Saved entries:
+ + +

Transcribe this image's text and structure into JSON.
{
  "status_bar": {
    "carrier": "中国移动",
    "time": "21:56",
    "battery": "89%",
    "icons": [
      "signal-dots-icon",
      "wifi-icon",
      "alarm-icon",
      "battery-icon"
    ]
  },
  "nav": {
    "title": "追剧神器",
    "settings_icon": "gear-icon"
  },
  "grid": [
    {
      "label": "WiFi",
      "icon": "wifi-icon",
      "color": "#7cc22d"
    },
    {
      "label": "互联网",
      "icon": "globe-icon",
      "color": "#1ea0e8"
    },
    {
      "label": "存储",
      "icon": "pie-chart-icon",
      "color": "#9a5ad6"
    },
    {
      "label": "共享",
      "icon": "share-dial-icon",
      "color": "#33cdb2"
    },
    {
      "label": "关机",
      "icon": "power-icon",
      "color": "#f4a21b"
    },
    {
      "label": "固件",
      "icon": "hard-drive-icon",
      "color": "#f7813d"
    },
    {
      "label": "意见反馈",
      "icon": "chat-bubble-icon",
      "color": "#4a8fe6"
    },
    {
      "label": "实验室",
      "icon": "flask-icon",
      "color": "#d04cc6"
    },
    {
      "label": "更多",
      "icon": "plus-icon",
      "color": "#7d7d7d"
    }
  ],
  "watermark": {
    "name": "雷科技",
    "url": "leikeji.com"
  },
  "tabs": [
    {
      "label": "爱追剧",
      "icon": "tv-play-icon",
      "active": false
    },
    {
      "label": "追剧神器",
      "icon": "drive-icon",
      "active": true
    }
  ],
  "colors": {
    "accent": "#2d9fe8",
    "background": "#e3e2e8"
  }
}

+ + +

**Written request**. Each record above should be output again exactly.

**Result below**.
Transcribe this image's text and structure into JSON.
{
  "status_bar": {
    "carrier": "中国移动",
    "time": "21:56",
    "battery": "89%",
    "icons": [
      "signal-dots-icon",
      "wifi-icon",
      "alarm-icon",
      "battery-icon"
    ]
  },
  "nav": {
    "title": "追剧神器",
    "settings_icon": "gear-icon"
  },
  "grid": [
    {
      "label": "WiFi",
      "icon": "wifi-icon",
      "color": "#7cc22d"
    },
    {
      "label": "互联网",
      "icon": "globe-icon",
      "color": "#1ea0e8"
    },
    {
      "label": "存储",
      "icon": "pie-chart-icon",
      "color": "#9a5ad6"
    },
    {
      "label": "共享",
      "icon": "share-dial-icon",
      "color": "#33cdb2"
    },
    {
      "label": "关机",
      "icon": "power-icon",
      "color": "#f4a21b"
    },
    {
      "label": "固件",
      "icon": "hard-drive-icon",
      "color": "#f7813d"
    },
    {
      "label": "意见反馈",
      "icon": "chat-bubble-icon",
      "color": "#4a8fe6"
    },
    {
      "label": "实验室",
      "icon": "flask-icon",
      "color": "#d04cc6"
    },
    {
      "label": "更多",
      "icon": "plus-icon",
      "color": "#7d7d7d"
    }
  ],
  "watermark": {
    "name": "雷科技",
    "url": "leikeji.com"
  },
  "tabs": [
    {
      "label": "爱追剧",
      "icon": "tv-play-icon",
      "active": false
    },
    {
      "label": "追剧神器",
      "icon": "drive-icon",
      "active": true
    }
  ],
  "colors": {
    "accent": "#2d9fe8",
    "background": "#e3e2e8"
  }
}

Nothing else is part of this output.